→ Brief
Locate every row below that contains the string "column", and copy each of those rows in full.
___ Material
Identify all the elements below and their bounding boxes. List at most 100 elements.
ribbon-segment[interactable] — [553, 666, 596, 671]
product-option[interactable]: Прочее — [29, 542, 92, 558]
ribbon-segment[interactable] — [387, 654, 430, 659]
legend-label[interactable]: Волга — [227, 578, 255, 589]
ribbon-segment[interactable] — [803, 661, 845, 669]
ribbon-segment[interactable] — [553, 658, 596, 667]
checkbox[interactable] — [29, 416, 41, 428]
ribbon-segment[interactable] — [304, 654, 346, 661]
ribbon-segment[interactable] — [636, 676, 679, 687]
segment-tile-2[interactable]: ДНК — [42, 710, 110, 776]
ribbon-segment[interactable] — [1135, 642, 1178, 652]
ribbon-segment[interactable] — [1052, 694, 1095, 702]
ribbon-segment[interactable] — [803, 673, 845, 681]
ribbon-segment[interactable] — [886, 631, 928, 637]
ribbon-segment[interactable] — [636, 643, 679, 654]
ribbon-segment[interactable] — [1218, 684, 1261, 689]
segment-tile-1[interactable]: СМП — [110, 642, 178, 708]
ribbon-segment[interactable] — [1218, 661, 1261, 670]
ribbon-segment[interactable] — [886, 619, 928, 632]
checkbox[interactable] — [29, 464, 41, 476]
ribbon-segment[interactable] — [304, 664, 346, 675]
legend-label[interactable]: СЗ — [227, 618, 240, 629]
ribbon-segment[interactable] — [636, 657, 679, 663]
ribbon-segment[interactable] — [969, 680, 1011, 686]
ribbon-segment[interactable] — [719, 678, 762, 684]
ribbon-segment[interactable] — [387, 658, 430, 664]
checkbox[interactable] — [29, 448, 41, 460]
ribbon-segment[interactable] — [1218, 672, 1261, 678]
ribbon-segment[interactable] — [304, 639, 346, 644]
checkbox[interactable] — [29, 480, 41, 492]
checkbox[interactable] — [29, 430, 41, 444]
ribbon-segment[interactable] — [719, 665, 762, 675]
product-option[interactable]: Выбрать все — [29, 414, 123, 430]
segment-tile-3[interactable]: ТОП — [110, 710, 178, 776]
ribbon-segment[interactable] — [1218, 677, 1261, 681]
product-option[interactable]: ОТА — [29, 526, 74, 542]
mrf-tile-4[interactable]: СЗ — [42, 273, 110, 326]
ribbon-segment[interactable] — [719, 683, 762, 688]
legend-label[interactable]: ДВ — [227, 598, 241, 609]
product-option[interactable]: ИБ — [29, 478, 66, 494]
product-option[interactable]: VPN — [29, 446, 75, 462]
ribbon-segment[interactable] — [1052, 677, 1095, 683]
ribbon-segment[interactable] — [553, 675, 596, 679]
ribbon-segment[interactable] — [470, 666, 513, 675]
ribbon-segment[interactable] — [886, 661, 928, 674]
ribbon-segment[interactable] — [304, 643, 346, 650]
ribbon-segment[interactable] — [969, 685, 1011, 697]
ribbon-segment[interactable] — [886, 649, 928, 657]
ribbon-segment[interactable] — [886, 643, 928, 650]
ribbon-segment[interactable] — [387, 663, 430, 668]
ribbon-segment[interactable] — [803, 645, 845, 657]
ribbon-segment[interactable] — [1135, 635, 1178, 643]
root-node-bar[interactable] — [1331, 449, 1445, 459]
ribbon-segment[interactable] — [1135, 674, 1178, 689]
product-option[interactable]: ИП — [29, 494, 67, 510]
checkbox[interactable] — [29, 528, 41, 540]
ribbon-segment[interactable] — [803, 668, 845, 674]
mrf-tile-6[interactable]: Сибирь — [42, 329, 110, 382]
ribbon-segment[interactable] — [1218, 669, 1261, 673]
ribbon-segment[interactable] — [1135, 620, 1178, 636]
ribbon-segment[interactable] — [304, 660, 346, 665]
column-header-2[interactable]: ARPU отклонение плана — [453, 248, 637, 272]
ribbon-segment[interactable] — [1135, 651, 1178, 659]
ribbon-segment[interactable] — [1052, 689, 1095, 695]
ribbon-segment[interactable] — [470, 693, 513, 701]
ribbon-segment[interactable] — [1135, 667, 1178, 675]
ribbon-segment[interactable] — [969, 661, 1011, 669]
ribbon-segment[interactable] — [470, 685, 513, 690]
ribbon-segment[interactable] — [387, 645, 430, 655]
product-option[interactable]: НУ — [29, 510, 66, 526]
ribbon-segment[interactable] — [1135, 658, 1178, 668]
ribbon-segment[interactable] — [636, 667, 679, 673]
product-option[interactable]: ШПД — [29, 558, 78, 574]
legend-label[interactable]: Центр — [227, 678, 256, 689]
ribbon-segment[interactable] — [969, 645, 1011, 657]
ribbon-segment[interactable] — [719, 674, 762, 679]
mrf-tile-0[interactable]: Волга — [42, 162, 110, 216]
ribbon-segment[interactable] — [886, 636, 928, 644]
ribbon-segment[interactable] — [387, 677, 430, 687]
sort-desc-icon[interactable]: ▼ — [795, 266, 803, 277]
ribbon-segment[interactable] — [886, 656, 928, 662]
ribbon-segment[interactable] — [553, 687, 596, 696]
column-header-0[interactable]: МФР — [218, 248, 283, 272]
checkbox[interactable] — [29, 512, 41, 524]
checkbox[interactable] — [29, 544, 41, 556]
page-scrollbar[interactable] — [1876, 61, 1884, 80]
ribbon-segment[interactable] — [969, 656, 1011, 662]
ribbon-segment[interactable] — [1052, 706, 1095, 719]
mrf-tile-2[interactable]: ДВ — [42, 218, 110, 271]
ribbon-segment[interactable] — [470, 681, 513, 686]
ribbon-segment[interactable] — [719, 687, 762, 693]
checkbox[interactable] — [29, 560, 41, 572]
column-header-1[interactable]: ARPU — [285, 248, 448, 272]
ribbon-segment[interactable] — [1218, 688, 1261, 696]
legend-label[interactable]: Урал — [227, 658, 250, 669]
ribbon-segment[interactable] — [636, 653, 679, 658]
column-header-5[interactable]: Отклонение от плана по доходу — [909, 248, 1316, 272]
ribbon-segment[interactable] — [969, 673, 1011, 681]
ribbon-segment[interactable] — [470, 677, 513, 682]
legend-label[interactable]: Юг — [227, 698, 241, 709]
______
→ Problem solution
column-header-2[interactable]: ARPU отклонение плана — [453, 248, 637, 272]
column-header-0[interactable]: МФР — [218, 248, 283, 272]
column-header-1[interactable]: ARPU — [285, 248, 448, 272]
column-header-5[interactable]: Отклонение от плана по доходу — [909, 248, 1316, 272]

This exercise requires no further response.